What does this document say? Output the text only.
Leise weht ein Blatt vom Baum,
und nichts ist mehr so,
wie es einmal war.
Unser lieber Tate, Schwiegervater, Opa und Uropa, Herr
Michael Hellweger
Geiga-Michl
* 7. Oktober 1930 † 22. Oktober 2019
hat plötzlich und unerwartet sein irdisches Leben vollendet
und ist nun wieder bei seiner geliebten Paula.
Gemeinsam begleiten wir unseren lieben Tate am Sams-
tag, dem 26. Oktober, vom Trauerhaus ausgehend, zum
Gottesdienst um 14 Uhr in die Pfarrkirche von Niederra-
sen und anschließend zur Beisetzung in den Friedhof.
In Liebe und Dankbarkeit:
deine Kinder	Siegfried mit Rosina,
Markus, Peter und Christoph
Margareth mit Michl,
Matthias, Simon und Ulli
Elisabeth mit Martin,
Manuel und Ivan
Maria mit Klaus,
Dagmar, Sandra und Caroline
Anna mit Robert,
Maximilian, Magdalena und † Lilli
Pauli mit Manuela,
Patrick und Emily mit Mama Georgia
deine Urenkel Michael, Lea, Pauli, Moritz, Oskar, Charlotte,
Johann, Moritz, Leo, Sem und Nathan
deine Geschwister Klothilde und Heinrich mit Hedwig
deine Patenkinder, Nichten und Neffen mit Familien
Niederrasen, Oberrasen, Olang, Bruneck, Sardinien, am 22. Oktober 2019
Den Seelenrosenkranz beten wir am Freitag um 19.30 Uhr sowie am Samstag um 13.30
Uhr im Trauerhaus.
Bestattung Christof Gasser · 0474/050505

## The exercise
Provide all the records again, word for word.

## Response for this exercise
What does this document say? Output the text only.
Leise weht ein Blatt vom Baum,
und nichts ist mehr so,
wie es einmal war.
Unser lieber Tate, Schwiegervater, Opa und Uropa, Herr
Michael Hellweger
Geiga-Michl
* 7. Oktober 1930 † 22. Oktober 2019
hat plötzlich und unerwartet sein irdisches Leben vollendet
und ist nun wieder bei seiner geliebten Paula.
Gemeinsam begleiten wir unseren lieben Tate am Sams-
tag, dem 26. Oktober, vom Trauerhaus ausgehend, zum
Gottesdienst um 14 Uhr in die Pfarrkirche von Niederra-
sen und anschließend zur Beisetzung in den Friedhof.
In Liebe und Dankbarkeit:
deine Kinder	Siegfried mit Rosina,
Markus, Peter und Christoph
Margareth mit Michl,
Matthias, Simon und Ulli
Elisabeth mit Martin,
Manuel und Ivan
Maria mit Klaus,
Dagmar, Sandra und Caroline
Anna mit Robert,
Maximilian, Magdalena und † Lilli
Pauli mit Manuela,
Patrick und Emily mit Mama Georgia
deine Urenkel Michael, Lea, Pauli, Moritz, Oskar, Charlotte,
Johann, Moritz, Leo, Sem und Nathan
deine Geschwister Klothilde und Heinrich mit Hedwig
deine Patenkinder, Nichten und Neffen mit Familien
Niederrasen, Oberrasen, Olang, Bruneck, Sardinien, am 22. Oktober 2019
Den Seelenrosenkranz beten wir am Freitag um 19.30 Uhr sowie am Samstag um 13.30
Uhr im Trauerhaus.
Bestattung Christof Gasser · 0474/050505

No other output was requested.